▼

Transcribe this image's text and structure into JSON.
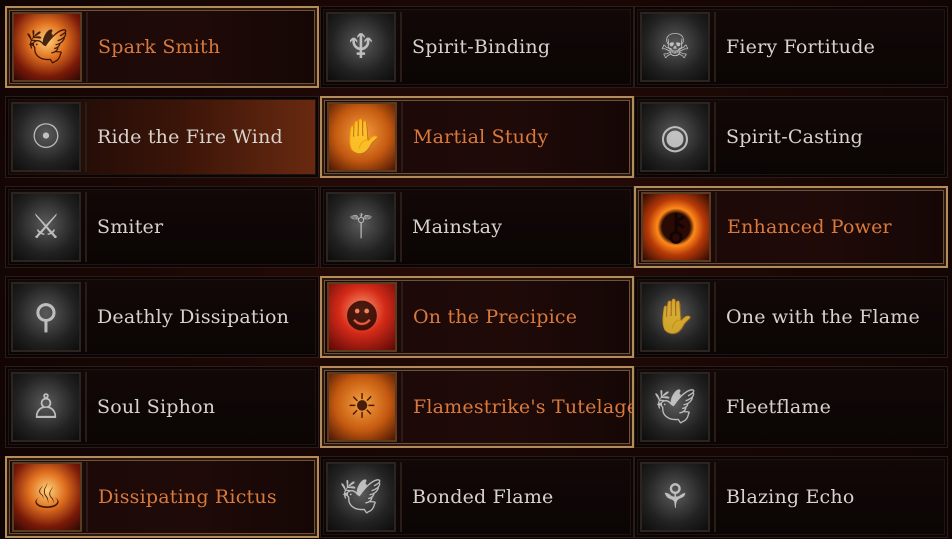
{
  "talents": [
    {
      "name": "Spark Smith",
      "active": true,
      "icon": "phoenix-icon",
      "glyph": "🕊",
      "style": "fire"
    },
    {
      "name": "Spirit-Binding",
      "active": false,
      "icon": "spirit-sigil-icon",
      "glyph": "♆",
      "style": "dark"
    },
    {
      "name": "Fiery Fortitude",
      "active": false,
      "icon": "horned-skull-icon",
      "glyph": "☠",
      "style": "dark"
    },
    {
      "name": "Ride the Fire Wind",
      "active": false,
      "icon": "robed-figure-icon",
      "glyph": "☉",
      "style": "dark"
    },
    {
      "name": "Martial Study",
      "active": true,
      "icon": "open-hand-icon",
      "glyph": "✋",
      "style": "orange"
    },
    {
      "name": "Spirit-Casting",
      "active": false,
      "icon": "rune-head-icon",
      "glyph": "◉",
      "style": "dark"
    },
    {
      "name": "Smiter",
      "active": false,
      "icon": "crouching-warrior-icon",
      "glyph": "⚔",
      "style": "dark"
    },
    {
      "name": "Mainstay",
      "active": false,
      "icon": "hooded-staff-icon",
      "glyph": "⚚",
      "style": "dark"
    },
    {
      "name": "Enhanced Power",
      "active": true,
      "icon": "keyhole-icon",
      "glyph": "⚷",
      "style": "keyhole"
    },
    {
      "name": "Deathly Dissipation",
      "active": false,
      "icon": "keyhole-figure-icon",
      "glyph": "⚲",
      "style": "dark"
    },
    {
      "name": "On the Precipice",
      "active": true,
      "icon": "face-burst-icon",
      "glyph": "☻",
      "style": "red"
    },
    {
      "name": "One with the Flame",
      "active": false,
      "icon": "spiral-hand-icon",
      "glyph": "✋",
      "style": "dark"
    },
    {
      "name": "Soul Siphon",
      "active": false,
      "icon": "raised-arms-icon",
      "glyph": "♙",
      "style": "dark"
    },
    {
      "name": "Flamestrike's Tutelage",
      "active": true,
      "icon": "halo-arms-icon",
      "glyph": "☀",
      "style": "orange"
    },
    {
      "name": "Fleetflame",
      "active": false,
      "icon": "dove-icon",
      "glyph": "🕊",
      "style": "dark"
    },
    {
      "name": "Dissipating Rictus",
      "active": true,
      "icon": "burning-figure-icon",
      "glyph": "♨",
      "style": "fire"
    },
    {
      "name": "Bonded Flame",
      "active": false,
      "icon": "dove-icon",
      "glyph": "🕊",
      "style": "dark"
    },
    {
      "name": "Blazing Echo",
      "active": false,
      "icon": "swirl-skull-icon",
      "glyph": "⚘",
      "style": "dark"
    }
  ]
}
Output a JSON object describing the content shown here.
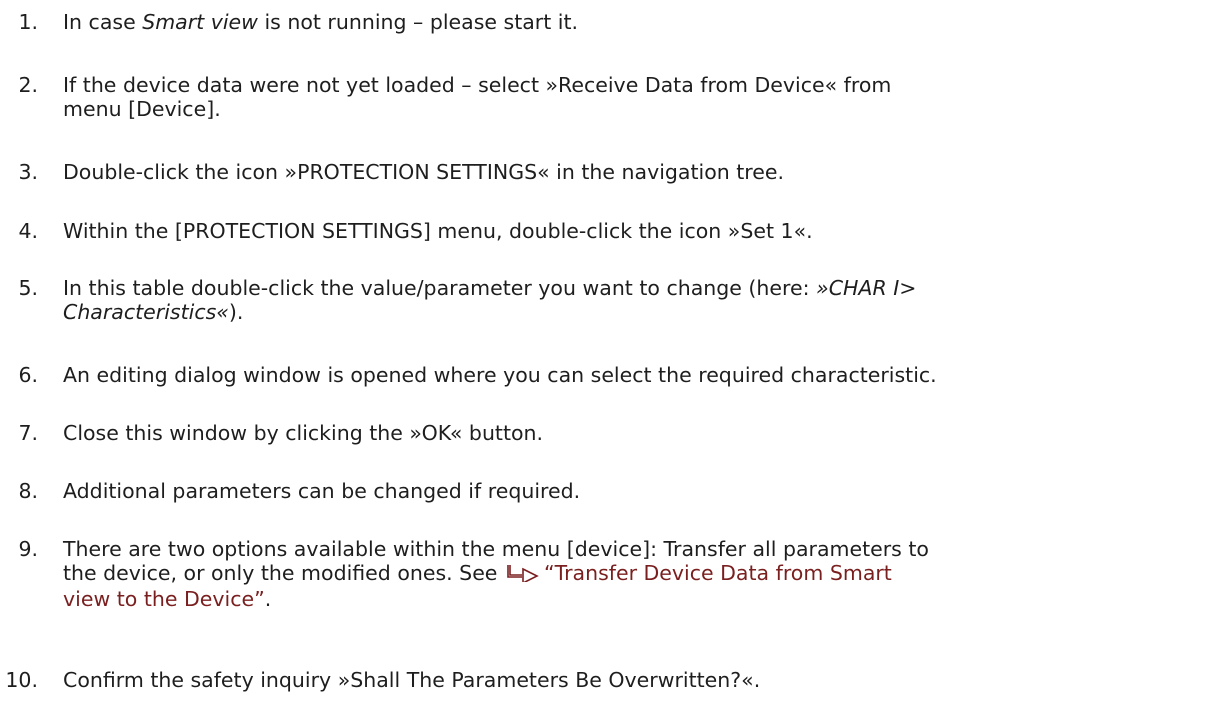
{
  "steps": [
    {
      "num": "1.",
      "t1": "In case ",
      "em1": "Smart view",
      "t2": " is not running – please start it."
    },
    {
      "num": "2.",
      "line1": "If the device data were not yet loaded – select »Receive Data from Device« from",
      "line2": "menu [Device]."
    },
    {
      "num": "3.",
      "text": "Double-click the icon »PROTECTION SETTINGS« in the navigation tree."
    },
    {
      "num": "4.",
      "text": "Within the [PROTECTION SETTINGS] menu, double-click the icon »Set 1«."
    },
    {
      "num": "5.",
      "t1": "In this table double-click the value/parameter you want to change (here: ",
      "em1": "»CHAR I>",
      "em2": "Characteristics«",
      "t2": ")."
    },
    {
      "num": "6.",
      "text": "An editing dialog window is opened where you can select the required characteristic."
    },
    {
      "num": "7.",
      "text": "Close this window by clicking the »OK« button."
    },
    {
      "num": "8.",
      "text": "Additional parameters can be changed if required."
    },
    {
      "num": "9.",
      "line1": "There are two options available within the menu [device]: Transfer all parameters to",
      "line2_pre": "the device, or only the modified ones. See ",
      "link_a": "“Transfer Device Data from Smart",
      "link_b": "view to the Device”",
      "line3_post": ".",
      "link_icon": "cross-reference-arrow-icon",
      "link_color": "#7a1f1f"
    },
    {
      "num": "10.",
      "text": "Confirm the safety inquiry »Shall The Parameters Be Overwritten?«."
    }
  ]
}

▲
▼

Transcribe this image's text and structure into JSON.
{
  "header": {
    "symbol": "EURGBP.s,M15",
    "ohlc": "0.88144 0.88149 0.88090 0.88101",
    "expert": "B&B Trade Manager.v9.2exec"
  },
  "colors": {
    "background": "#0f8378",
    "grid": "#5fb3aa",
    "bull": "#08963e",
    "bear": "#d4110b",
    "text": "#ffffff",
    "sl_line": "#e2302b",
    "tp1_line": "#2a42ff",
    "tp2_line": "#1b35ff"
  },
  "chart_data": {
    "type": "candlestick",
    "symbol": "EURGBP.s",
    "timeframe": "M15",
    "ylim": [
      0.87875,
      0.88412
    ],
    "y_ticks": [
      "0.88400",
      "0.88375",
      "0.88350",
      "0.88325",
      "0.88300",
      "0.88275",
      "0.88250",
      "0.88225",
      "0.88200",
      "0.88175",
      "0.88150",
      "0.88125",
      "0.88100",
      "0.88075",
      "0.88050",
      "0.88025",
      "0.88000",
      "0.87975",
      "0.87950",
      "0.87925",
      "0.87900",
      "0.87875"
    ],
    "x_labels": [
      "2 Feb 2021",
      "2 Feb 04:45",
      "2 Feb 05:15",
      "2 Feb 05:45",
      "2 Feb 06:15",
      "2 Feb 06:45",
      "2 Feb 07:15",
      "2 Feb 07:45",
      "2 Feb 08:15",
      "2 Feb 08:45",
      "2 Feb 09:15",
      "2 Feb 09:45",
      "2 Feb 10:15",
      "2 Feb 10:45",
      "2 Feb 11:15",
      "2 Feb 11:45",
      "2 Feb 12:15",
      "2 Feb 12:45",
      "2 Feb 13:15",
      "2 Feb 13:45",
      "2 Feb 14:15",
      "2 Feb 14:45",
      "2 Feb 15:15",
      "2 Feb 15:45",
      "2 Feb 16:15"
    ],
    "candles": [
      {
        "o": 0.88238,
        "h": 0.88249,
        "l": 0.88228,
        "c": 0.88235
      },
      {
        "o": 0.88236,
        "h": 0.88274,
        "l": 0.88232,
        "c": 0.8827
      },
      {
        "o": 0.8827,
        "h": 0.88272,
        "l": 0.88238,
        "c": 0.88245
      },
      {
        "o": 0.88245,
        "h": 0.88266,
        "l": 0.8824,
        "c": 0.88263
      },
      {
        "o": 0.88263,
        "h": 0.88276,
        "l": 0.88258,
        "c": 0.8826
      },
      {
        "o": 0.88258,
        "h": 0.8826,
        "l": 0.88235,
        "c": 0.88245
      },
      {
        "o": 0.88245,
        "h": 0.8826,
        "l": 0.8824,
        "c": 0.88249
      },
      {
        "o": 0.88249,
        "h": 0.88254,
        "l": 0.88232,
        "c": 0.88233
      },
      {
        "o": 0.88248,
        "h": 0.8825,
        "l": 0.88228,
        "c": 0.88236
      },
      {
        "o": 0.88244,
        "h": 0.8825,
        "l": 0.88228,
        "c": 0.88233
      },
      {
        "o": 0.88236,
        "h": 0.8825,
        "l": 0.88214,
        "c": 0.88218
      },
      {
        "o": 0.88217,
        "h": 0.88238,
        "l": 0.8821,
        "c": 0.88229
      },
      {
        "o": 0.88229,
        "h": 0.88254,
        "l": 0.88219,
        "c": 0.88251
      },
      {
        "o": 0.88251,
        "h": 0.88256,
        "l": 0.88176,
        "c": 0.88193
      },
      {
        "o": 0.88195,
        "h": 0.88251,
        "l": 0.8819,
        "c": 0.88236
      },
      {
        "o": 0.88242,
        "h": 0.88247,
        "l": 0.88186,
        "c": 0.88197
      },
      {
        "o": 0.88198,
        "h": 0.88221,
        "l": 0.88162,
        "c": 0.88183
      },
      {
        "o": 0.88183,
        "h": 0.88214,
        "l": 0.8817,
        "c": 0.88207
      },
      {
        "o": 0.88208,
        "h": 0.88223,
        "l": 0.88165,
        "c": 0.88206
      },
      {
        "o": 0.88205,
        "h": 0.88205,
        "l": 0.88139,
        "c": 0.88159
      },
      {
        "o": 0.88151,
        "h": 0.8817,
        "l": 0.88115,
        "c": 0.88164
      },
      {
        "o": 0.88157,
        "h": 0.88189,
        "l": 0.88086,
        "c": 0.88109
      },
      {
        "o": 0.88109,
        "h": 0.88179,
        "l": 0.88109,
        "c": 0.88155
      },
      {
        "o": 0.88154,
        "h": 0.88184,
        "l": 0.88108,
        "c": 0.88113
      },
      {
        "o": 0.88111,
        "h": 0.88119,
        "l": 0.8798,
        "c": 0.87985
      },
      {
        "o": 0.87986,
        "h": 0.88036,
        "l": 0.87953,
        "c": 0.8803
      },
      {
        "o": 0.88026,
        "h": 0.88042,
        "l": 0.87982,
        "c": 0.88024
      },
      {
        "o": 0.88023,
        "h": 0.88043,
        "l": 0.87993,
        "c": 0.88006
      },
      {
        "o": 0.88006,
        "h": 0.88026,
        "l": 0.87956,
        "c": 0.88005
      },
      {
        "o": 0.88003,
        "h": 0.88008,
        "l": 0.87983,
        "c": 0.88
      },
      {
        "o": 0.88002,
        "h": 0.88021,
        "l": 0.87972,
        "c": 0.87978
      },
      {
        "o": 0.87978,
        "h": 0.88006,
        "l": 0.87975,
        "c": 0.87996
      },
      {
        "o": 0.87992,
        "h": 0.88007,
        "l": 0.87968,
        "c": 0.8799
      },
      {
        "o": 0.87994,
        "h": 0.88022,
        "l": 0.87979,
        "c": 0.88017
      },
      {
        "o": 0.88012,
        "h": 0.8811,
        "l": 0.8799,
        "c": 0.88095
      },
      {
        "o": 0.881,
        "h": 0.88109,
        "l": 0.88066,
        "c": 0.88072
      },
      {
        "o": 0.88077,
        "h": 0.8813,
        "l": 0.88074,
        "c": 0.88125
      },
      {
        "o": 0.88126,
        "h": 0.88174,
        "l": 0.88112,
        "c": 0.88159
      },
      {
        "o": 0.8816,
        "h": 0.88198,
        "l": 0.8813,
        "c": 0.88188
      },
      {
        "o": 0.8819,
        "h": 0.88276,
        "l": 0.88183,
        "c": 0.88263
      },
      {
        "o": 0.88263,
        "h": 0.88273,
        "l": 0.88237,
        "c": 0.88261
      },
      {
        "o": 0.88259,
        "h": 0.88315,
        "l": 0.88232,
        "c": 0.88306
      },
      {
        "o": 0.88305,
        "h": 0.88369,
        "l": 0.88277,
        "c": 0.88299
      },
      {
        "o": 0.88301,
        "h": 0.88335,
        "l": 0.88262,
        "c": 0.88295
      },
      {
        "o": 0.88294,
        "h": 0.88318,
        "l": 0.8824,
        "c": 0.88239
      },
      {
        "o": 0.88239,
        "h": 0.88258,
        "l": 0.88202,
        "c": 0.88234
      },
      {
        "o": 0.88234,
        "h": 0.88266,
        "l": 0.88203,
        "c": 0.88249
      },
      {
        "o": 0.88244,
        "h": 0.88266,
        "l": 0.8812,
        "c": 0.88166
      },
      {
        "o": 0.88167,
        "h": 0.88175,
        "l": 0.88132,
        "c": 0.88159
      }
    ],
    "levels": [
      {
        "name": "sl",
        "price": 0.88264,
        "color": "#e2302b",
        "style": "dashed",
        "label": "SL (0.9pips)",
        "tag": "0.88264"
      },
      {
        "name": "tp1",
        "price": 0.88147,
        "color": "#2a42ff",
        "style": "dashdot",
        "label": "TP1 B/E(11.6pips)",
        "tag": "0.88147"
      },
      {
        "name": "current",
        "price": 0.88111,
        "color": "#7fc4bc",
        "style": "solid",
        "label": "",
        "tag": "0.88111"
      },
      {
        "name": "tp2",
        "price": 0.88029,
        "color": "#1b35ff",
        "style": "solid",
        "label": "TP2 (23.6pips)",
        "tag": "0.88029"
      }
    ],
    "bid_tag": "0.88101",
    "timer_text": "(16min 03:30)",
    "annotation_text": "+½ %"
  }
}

▲

WORK TO DO: Wherever a line in the data above holds "Transfer", copy that line.

ANSWER FOR THE TASK:
      "line1": "There are two options available within the menu [device]: Transfer all parameters to",
      "link_a": "“Transfer Device Data from Smart",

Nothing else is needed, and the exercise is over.